_Required task 1:_
Set down the part of the post on the WCS GetCoverage response that starts at "FYI let me post" and ends at "GML encoding profile).", word for word.
_Required task 2:_
Write the next part of the post on the WCS GetCoverage response, picking up after its final line.

_Passage given:_
>> start

FYI let me post an overview of WCS GetCoverage response (see WCS 1.1 "Response encodings" and Annex).

The encoding of the GetCoverage response consists of a Coverages XML document - the so-called manifest - and one or more result files representing the coverage selected. Alternatively, the "store" request parameter can make the file(s) remain on some server location and have returned URLs pointing to the file(s). The manifest structure only contains the essentials of the coverage result, to be independent from the largely varying and usually (for our purposes) incomplete file format metadata. No file formats have been fixed (in particular: no new ones have been invented), this is left to format specific profiles (netCDF, GeoTIFF, ... - I would extend a warm welcome to GML specialists for establishing a WCS GML encoding profile).

The outcome we humbly hope to achieve is
- a crisp, modular, easy-to-use spec
- avoiding redundancy when combining WCS with other OGC standards (or other application structures)
- avoiding to fix any not directly WCS related stuff, ie avoiding to impose any constraints on the remaining service components

Let me respectfully conclude this WCS brief with the hope we can keep up a spirit of modularity across OGC standards.

regards,
Peter


Mike Botts wrote:
Ben et al.

>> end

_Data extract:_
>> start

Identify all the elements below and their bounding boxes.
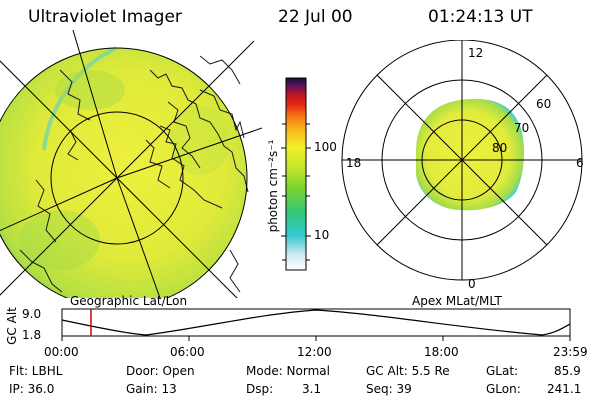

>> end

_Reply 1:_
FYI let me post an overview of WCS GetCoverage response (see WCS 1.1 "Response encodings" and Annex).

The encoding of the GetCoverage response consists of a Coverages XML document - the so-called manifest - and one or more result files representing the coverage selected. Alternatively, the "store" request parameter can make the file(s) remain on some server location and have returned URLs pointing to the file(s). The manifest structure only contains the essentials of the coverage result, to be independent from the largely varying and usually (for our purposes) incomplete file format metadata. No file formats have been fixed (in particular: no new ones have been invented), this is left to format specific profiles (netCDF, GeoTIFF, ... - I would extend a warm welcome to GML specialists for establishing a WCS GML encoding profile).

_Reply 2:_
If you want to look at encoding large coverages in GML, I strongly suggest that you look at the SWE Common approach for defining the data structure and encoding and then packaging the data values into ascii, base64, or true binary blocks. This is available in the SWE Observation schema, but could be used for any Feature. Efficient packing and rapid parsing of large blocks of data are the resons we developed this approach.
 
You can find some examples within the SWE Common encoding and examples section of the SensorML document (OGC 07-000).
 
Thanks.
Mike Botts
 
------------------------------------------------------------------------------------
Mike Botts, Ph.D.                           mike.botts@xxxxxxx
Principal Research Scientist            http://vast.uah.edu
NSSTC                                         
University of Alabama in Huntsville   (256) 961-7760
Huntsville, AL 35899 USA               (256) 652-0165 (cell)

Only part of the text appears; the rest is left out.